▶ _Do this_: Locate and copy all lines bearing the word "daya".

▶ _Data provided_:

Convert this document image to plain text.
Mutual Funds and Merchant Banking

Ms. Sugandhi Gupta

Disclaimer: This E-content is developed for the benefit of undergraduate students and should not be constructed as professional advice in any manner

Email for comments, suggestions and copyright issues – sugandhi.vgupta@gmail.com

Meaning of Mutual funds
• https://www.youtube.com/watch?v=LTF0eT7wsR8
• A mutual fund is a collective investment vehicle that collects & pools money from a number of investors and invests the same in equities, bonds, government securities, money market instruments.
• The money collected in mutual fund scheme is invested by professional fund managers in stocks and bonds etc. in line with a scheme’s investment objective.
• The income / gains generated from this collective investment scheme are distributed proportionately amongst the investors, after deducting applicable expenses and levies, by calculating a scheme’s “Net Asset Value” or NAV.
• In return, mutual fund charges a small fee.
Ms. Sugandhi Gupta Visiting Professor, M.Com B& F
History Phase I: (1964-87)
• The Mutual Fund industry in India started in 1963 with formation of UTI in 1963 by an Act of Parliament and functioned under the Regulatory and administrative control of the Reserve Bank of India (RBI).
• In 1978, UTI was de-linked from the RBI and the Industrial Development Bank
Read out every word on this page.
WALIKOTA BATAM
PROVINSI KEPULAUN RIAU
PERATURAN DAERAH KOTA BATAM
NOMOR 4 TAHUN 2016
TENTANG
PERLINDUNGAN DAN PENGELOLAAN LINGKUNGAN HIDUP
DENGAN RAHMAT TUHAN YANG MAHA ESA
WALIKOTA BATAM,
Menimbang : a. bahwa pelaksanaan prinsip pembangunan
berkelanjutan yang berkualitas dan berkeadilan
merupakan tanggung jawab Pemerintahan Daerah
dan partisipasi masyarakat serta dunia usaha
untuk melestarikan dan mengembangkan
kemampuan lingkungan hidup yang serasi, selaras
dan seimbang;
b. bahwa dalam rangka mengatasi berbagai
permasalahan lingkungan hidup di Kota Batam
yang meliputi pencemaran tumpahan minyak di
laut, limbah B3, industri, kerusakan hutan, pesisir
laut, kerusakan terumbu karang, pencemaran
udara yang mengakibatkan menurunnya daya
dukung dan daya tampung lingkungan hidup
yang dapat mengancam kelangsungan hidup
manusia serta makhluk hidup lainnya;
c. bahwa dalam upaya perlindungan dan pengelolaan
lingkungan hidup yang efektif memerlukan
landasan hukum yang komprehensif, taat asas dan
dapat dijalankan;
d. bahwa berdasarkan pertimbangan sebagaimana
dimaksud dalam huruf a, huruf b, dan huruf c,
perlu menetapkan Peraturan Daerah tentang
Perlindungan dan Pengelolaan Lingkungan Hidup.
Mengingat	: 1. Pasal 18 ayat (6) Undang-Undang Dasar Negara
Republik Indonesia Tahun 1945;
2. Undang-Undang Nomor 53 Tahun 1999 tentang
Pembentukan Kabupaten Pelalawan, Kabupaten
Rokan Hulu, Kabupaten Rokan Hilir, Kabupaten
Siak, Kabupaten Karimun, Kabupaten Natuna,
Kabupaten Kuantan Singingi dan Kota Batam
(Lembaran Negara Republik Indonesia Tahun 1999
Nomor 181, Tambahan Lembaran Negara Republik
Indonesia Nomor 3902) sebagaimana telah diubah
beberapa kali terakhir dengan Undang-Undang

▶ _Exercise solution_:
udara yang mengakibatkan menurunnya daya
dukung dan daya tampung lingkungan hidup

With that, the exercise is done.